Description of the task – Would you pull out every line of the material that contains the string "have"?
— START —
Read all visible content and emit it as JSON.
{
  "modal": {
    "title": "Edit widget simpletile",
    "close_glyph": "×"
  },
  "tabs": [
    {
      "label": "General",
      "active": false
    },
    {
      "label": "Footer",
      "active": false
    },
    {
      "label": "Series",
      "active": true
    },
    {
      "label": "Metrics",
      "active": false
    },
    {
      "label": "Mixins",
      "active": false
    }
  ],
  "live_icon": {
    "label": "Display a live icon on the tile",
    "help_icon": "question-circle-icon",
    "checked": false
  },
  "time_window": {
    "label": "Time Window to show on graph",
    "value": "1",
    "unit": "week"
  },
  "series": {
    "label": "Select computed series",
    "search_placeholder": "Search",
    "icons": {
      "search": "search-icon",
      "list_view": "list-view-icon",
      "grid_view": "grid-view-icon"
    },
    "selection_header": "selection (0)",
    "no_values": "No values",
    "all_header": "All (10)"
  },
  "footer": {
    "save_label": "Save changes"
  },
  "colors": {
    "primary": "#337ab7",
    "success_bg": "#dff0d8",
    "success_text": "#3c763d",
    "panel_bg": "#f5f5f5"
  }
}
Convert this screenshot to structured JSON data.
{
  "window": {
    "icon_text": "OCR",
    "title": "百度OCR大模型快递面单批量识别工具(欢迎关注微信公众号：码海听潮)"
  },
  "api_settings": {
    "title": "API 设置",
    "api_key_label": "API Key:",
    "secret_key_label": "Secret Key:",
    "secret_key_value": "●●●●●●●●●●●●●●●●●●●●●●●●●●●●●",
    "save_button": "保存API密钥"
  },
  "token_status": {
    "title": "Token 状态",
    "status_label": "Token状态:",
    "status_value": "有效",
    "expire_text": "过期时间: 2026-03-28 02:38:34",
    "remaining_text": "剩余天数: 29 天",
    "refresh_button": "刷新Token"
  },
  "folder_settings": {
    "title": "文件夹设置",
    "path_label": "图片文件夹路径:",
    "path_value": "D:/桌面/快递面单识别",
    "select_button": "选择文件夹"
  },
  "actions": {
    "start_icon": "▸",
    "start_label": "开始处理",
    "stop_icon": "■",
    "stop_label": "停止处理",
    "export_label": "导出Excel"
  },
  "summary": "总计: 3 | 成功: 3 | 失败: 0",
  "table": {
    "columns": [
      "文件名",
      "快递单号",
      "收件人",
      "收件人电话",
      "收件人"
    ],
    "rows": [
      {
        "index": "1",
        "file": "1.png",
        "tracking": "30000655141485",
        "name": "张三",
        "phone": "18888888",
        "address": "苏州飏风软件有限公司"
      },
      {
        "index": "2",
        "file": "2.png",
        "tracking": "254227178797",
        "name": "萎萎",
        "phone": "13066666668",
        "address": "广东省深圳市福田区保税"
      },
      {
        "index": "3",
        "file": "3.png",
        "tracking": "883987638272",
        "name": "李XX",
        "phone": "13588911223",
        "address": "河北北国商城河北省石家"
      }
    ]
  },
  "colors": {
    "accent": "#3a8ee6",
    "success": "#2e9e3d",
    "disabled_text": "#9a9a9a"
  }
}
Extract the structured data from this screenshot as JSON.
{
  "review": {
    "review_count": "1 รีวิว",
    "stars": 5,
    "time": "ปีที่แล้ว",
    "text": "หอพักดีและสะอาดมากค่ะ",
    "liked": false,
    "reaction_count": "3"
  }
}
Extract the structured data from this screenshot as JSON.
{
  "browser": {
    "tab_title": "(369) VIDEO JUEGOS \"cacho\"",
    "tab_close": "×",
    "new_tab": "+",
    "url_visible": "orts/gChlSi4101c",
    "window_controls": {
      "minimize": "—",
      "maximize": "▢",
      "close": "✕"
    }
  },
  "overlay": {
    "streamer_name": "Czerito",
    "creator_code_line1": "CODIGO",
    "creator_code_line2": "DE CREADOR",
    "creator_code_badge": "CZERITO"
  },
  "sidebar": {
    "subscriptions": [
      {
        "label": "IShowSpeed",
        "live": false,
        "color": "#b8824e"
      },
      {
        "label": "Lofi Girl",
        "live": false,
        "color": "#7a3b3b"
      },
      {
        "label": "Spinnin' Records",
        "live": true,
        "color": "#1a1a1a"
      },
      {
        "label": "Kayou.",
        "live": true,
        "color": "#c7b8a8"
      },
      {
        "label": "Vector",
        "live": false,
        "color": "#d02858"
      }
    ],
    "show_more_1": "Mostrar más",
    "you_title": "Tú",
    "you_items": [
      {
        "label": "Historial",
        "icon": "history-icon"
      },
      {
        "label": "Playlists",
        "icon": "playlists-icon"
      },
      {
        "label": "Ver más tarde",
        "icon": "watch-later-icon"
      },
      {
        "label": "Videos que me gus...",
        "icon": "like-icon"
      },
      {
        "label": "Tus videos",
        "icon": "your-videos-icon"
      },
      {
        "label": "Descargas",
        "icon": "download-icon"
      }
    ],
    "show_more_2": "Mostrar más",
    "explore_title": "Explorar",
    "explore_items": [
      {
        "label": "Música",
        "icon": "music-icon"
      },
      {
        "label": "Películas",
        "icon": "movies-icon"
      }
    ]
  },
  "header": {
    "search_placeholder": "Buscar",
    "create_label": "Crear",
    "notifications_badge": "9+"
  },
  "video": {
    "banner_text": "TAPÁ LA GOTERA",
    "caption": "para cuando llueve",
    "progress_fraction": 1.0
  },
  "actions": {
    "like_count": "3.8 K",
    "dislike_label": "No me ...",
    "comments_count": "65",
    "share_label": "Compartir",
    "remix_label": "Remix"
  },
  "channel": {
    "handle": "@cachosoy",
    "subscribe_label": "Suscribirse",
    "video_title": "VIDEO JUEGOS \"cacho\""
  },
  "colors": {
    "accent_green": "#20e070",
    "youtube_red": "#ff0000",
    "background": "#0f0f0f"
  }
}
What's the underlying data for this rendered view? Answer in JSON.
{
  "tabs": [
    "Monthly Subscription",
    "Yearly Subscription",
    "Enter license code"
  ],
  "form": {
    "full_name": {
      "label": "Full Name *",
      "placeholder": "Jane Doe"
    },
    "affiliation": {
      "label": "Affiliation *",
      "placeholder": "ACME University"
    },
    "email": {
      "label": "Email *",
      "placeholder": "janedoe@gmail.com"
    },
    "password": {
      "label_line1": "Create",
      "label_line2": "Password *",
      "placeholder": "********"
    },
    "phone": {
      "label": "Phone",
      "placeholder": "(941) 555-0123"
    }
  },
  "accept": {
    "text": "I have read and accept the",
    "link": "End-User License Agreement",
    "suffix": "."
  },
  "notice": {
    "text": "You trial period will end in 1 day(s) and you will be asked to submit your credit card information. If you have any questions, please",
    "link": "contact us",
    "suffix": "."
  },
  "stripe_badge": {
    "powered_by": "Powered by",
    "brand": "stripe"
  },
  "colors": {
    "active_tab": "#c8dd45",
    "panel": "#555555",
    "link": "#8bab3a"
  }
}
— END —
Response to this task –
    "text": "I have read and accept the",
    "text": "You trial period will end in 1 day(s) and you will be asked to submit your credit card information. If you have any questions, please",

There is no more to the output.